→ STATED PROBLEM: Gather the lines below that include the string "водоснабжения", copying each in full.

Data entries:
---*---
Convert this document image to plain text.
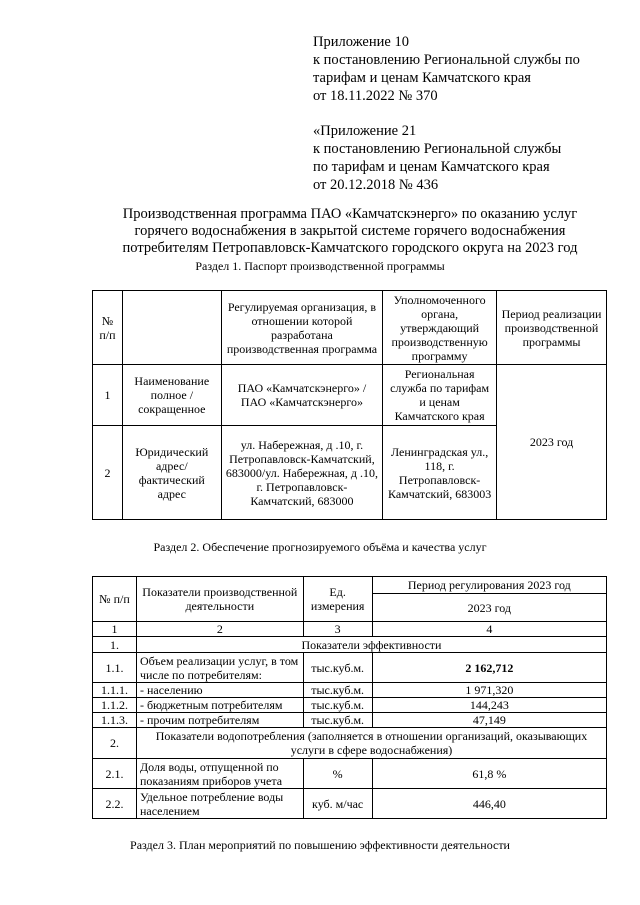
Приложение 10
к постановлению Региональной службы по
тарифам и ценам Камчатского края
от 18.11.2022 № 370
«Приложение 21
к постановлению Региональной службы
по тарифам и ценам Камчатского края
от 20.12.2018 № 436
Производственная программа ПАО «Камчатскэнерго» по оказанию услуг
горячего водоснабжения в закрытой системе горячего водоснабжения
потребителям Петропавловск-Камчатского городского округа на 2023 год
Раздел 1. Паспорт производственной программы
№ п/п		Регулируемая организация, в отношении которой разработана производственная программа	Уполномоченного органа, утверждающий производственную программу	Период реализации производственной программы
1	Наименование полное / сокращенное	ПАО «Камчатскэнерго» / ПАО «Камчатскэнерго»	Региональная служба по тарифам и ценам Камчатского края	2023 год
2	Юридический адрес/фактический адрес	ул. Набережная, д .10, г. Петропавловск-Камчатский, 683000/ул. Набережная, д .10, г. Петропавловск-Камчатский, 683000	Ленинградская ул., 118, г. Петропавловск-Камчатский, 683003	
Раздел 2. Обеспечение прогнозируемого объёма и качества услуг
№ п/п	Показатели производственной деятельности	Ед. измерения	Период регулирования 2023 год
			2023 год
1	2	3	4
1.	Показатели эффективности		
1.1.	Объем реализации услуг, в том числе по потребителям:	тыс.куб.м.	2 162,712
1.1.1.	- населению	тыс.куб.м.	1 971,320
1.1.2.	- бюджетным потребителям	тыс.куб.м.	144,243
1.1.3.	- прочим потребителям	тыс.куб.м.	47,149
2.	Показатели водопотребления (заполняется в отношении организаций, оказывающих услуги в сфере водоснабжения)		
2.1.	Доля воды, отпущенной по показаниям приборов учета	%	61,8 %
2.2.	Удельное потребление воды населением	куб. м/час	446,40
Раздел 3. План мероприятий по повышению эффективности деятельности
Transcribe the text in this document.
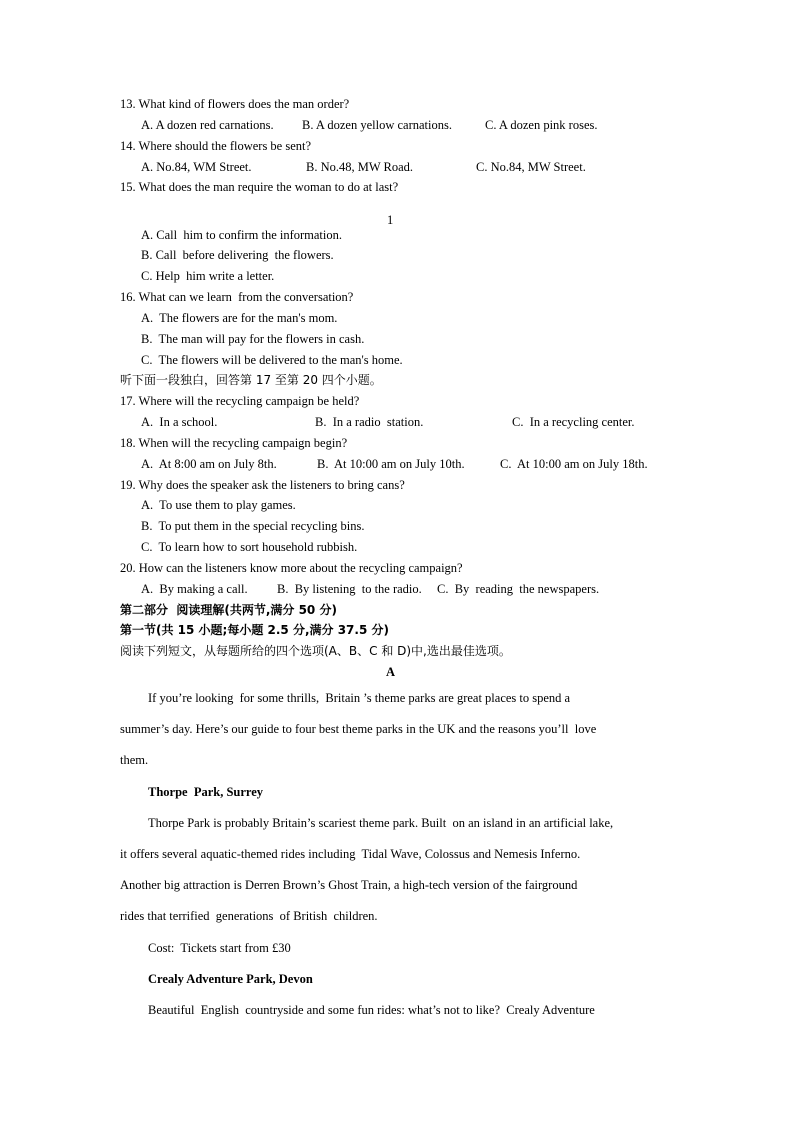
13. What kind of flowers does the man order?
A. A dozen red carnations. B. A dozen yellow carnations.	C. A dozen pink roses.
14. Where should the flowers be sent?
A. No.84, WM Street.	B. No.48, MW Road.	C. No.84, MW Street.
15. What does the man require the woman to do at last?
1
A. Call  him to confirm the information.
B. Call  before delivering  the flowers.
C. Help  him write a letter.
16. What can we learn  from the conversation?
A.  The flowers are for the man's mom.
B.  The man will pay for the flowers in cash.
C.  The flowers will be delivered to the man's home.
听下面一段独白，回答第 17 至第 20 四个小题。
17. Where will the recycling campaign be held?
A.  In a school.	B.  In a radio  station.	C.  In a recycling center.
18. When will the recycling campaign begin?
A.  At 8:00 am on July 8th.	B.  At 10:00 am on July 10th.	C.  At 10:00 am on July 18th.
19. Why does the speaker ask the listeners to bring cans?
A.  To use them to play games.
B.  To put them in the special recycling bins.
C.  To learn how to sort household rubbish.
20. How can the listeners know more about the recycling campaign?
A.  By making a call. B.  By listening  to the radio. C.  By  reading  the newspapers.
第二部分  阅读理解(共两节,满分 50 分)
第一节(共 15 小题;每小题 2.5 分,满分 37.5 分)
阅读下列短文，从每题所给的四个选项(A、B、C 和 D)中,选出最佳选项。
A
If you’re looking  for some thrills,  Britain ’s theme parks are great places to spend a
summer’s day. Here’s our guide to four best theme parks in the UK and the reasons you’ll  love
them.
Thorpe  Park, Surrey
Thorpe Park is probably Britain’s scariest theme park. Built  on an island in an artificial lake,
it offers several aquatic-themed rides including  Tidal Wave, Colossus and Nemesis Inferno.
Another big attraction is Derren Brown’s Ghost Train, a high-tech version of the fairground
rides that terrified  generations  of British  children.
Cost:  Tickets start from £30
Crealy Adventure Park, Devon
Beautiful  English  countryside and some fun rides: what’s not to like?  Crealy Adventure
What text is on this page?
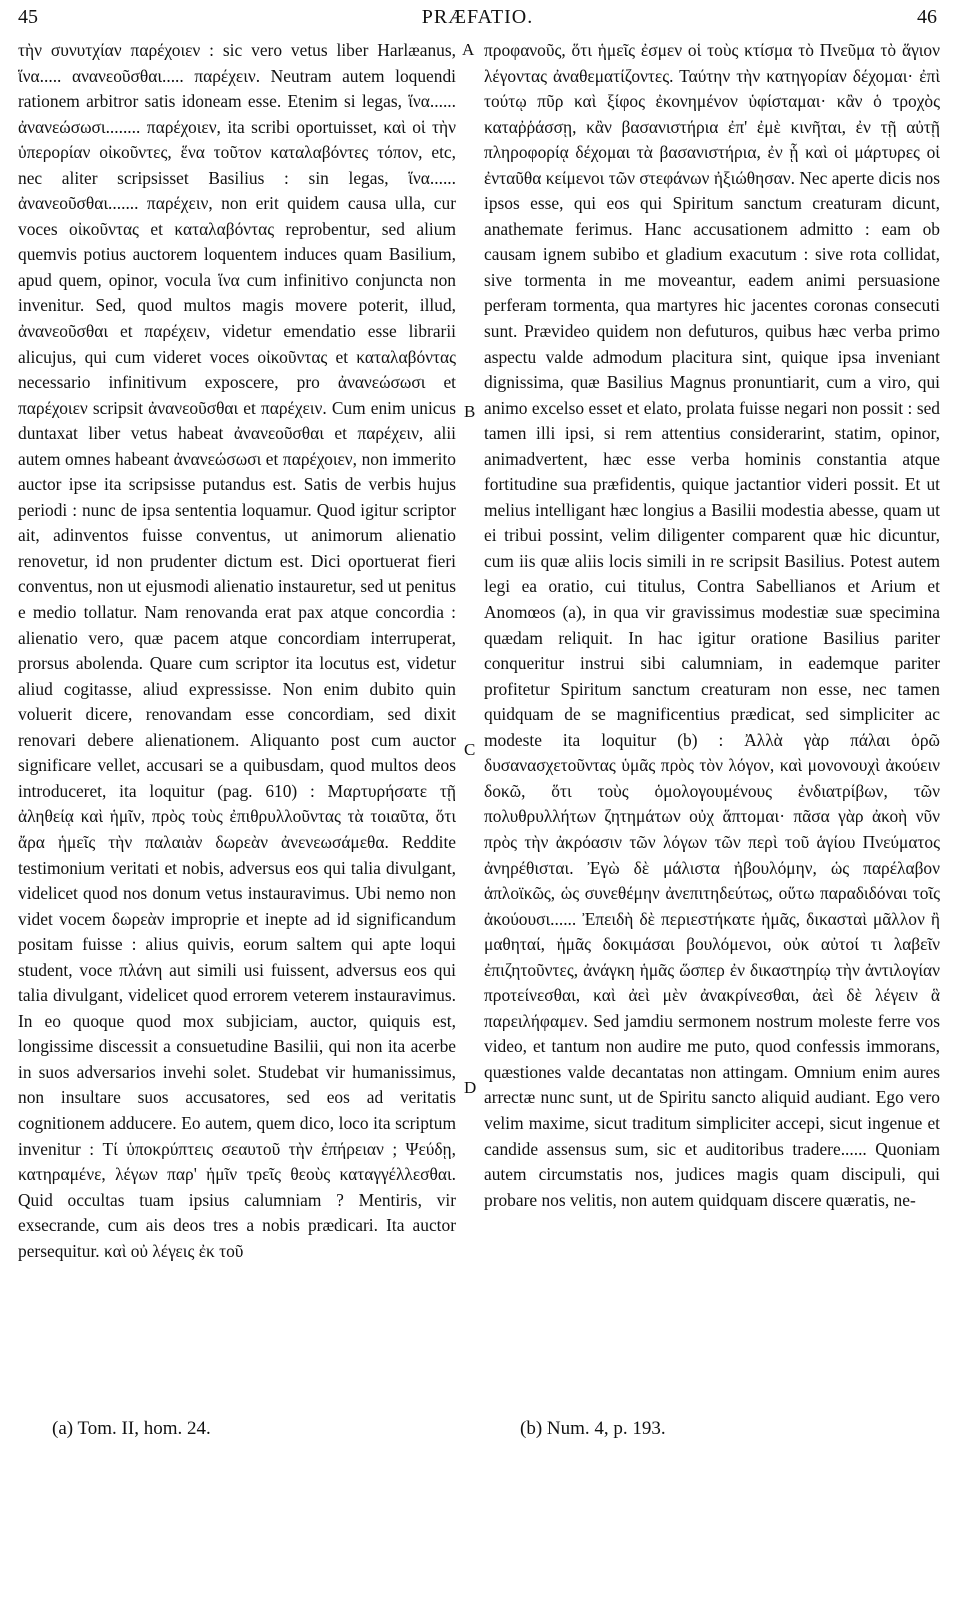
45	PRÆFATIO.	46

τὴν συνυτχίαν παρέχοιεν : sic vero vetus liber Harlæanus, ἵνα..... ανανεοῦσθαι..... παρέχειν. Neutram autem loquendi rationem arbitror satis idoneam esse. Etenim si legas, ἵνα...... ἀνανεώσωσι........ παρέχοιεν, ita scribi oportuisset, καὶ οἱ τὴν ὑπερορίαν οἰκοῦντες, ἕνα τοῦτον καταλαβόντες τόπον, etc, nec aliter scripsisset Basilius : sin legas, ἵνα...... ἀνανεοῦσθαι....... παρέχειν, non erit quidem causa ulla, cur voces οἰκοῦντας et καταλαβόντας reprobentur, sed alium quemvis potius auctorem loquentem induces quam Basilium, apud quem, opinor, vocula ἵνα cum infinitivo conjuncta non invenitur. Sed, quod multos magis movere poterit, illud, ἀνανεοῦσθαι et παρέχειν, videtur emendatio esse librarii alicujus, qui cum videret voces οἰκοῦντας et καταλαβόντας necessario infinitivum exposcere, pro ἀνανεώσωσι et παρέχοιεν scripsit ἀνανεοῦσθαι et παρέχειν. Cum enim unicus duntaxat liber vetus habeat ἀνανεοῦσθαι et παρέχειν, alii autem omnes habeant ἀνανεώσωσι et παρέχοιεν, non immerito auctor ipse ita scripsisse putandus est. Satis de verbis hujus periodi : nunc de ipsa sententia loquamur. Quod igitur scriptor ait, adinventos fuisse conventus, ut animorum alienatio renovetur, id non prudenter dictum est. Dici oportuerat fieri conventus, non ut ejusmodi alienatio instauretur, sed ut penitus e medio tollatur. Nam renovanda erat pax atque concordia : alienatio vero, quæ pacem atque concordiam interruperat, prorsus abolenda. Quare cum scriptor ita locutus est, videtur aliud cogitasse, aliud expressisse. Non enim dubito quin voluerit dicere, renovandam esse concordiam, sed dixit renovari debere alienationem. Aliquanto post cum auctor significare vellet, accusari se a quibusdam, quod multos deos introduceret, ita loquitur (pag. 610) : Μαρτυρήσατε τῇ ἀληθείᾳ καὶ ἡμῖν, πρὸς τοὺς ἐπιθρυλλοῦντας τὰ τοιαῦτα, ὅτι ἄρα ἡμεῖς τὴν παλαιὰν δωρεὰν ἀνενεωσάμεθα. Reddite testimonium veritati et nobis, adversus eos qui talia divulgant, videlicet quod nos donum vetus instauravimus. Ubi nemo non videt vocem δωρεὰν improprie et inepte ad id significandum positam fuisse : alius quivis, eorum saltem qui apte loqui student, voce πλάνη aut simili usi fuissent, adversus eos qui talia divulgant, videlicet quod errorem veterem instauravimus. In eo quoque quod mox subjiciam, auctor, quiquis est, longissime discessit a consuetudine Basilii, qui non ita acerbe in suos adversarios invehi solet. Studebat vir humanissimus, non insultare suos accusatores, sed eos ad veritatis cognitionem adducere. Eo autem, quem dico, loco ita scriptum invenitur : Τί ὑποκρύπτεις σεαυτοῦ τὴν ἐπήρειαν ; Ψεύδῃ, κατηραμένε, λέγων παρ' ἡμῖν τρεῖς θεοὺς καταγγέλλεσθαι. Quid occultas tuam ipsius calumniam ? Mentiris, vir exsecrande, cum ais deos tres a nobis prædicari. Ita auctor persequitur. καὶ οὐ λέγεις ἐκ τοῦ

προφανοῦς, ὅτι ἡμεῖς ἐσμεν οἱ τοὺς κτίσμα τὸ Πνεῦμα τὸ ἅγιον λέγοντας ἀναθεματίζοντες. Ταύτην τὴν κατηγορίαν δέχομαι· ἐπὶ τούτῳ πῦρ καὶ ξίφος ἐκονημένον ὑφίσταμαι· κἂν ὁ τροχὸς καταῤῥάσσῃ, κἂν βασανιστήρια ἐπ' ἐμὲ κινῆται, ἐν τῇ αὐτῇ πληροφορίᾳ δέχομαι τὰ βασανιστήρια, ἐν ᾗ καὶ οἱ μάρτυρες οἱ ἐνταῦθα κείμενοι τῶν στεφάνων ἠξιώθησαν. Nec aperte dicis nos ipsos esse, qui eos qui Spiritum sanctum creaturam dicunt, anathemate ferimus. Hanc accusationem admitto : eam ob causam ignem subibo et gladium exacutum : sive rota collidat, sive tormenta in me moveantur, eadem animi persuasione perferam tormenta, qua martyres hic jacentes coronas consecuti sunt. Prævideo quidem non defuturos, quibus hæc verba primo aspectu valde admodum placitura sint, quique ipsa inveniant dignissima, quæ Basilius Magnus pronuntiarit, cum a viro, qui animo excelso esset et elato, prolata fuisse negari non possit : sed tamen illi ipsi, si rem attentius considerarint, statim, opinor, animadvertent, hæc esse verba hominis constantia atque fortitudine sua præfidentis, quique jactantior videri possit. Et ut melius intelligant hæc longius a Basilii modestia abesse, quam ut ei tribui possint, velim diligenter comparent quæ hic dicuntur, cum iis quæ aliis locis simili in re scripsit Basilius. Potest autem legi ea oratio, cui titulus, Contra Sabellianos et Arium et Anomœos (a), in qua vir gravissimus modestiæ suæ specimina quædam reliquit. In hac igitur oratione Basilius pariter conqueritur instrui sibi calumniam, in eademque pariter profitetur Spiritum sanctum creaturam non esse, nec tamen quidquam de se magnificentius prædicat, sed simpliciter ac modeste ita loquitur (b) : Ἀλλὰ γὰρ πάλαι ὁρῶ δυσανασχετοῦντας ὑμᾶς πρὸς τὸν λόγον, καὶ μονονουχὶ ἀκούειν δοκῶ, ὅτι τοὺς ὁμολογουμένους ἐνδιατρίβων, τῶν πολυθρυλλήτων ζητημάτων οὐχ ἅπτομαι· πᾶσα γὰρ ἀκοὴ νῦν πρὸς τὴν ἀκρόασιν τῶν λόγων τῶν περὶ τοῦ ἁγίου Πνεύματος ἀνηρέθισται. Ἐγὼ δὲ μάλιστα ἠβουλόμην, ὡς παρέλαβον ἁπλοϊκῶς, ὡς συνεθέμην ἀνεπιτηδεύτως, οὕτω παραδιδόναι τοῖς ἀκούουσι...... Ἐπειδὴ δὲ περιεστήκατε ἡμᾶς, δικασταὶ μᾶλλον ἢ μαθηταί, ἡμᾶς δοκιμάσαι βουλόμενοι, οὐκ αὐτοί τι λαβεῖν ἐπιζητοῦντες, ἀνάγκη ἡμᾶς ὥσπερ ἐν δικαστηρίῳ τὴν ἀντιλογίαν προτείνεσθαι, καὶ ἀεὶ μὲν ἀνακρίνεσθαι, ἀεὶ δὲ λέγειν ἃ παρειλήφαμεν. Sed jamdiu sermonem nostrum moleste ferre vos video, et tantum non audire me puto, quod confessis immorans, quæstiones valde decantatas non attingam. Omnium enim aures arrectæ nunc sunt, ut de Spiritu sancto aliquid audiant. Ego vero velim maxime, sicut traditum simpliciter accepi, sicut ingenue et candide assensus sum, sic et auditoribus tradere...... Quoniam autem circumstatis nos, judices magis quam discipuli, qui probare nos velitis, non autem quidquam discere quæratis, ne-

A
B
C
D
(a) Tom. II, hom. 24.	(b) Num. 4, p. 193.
---*---
→ SOLUTION FOR THIS PROBLEM:
горячего водоснабжения в закрытой системе горячего водоснабжения
2.	Показатели водопотребления (заполняется в отношении организаций, оказывающих услуги в сфере водоснабжения)		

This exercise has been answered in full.